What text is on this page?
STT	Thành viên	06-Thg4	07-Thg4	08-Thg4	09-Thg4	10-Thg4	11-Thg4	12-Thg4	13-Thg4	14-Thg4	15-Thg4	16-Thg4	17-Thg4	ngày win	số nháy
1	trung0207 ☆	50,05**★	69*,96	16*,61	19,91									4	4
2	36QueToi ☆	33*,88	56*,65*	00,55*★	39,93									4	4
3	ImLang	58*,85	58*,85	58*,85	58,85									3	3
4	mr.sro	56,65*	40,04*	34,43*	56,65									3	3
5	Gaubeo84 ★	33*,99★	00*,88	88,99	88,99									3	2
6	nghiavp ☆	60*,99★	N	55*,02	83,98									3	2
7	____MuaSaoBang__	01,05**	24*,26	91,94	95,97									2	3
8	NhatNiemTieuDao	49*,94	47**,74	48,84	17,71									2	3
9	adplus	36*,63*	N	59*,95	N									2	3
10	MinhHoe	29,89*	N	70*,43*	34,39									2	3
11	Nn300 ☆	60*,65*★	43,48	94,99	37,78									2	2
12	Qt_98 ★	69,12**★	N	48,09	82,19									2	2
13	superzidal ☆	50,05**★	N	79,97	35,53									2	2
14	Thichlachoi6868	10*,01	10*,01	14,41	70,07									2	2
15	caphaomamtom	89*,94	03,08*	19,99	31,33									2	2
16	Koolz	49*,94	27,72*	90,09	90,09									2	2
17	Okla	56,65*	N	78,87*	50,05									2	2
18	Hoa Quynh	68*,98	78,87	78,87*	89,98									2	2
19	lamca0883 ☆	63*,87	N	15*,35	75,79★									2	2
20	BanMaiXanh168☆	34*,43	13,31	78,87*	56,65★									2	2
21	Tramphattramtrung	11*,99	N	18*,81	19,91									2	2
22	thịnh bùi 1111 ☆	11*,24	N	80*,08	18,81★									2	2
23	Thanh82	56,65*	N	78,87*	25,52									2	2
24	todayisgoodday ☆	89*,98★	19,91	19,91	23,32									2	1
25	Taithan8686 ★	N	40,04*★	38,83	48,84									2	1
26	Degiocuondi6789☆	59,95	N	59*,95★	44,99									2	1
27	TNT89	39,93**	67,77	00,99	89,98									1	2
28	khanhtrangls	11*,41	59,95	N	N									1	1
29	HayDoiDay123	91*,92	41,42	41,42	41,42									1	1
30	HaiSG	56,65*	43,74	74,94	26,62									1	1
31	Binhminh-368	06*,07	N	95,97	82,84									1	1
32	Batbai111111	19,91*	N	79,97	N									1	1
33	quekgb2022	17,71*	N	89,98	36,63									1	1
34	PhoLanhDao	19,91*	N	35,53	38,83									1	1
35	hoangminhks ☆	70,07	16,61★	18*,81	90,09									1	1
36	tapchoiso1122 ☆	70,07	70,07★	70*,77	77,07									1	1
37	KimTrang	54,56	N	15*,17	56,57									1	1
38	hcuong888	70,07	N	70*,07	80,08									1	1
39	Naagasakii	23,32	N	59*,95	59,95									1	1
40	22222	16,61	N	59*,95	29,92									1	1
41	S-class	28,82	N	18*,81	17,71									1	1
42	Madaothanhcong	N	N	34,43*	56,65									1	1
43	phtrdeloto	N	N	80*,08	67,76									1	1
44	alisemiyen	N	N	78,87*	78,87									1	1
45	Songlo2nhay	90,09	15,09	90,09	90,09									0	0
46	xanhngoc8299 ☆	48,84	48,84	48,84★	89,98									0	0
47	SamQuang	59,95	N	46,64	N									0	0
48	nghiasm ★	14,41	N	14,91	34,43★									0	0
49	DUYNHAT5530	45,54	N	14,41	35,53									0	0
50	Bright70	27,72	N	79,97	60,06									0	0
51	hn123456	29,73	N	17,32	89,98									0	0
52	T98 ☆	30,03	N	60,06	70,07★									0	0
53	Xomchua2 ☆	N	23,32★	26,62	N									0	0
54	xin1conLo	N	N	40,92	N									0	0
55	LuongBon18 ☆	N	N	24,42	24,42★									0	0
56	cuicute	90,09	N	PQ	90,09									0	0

============================================================

> **Short task**
Write out every line from the records above, word for word.

> **Answer below**
What text is on this page?
STT	Thành viên	06-Thg4	07-Thg4	08-Thg4	09-Thg4	10-Thg4	11-Thg4	12-Thg4	13-Thg4	14-Thg4	15-Thg4	16-Thg4	17-Thg4	ngày win	số nháy
1	trung0207 ☆	50,05**★	69*,96	16*,61	19,91									4	4
2	36QueToi ☆	33*,88	56*,65*	00,55*★	39,93									4	4
3	ImLang	58*,85	58*,85	58*,85	58,85									3	3
4	mr.sro	56,65*	40,04*	34,43*	56,65									3	3
5	Gaubeo84 ★	33*,99★	00*,88	88,99	88,99									3	2
6	nghiavp ☆	60*,99★	N	55*,02	83,98									3	2
7	____MuaSaoBang__	01,05**	24*,26	91,94	95,97									2	3
8	NhatNiemTieuDao	49*,94	47**,74	48,84	17,71									2	3
9	adplus	36*,63*	N	59*,95	N									2	3
10	MinhHoe	29,89*	N	70*,43*	34,39									2	3
11	Nn300 ☆	60*,65*★	43,48	94,99	37,78									2	2
12	Qt_98 ★	69,12**★	N	48,09	82,19									2	2
13	superzidal ☆	50,05**★	N	79,97	35,53									2	2
14	Thichlachoi6868	10*,01	10*,01	14,41	70,07									2	2
15	caphaomamtom	89*,94	03,08*	19,99	31,33									2	2
16	Koolz	49*,94	27,72*	90,09	90,09									2	2
17	Okla	56,65*	N	78,87*	50,05									2	2
18	Hoa Quynh	68*,98	78,87	78,87*	89,98									2	2
19	lamca0883 ☆	63*,87	N	15*,35	75,79★									2	2
20	BanMaiXanh168☆	34*,43	13,31	78,87*	56,65★									2	2
21	Tramphattramtrung	11*,99	N	18*,81	19,91									2	2
22	thịnh bùi 1111 ☆	11*,24	N	80*,08	18,81★									2	2
23	Thanh82	56,65*	N	78,87*	25,52									2	2
24	todayisgoodday ☆	89*,98★	19,91	19,91	23,32									2	1
25	Taithan8686 ★	N	40,04*★	38,83	48,84									2	1
26	Degiocuondi6789☆	59,95	N	59*,95★	44,99									2	1
27	TNT89	39,93**	67,77	00,99	89,98									1	2
28	khanhtrangls	11*,41	59,95	N	N									1	1
29	HayDoiDay123	91*,92	41,42	41,42	41,42									1	1
30	HaiSG	56,65*	43,74	74,94	26,62									1	1
31	Binhminh-368	06*,07	N	95,97	82,84									1	1
32	Batbai111111	19,91*	N	79,97	N									1	1
33	quekgb2022	17,71*	N	89,98	36,63									1	1
34	PhoLanhDao	19,91*	N	35,53	38,83									1	1
35	hoangminhks ☆	70,07	16,61★	18*,81	90,09									1	1
36	tapchoiso1122 ☆	70,07	70,07★	70*,77	77,07									1	1
37	KimTrang	54,56	N	15*,17	56,57									1	1
38	hcuong888	70,07	N	70*,07	80,08									1	1
39	Naagasakii	23,32	N	59*,95	59,95									1	1
40	22222	16,61	N	59*,95	29,92									1	1
41	S-class	28,82	N	18*,81	17,71									1	1
42	Madaothanhcong	N	N	34,43*	56,65									1	1
43	phtrdeloto	N	N	80*,08	67,76									1	1
44	alisemiyen	N	N	78,87*	78,87									1	1
45	Songlo2nhay	90,09	15,09	90,09	90,09									0	0
46	xanhngoc8299 ☆	48,84	48,84	48,84★	89,98									0	0
47	SamQuang	59,95	N	46,64	N									0	0
48	nghiasm ★	14,41	N	14,91	34,43★									0	0
49	DUYNHAT5530	45,54	N	14,41	35,53									0	0
50	Bright70	27,72	N	79,97	60,06									0	0
51	hn123456	29,73	N	17,32	89,98									0	0
52	T98 ☆	30,03	N	60,06	70,07★									0	0
53	Xomchua2 ☆	N	23,32★	26,62	N									0	0
54	xin1conLo	N	N	40,92	N									0	0
55	LuongBon18 ☆	N	N	24,42	24,42★									0	0
56	cuicute	90,09	N	PQ	90,09									0	0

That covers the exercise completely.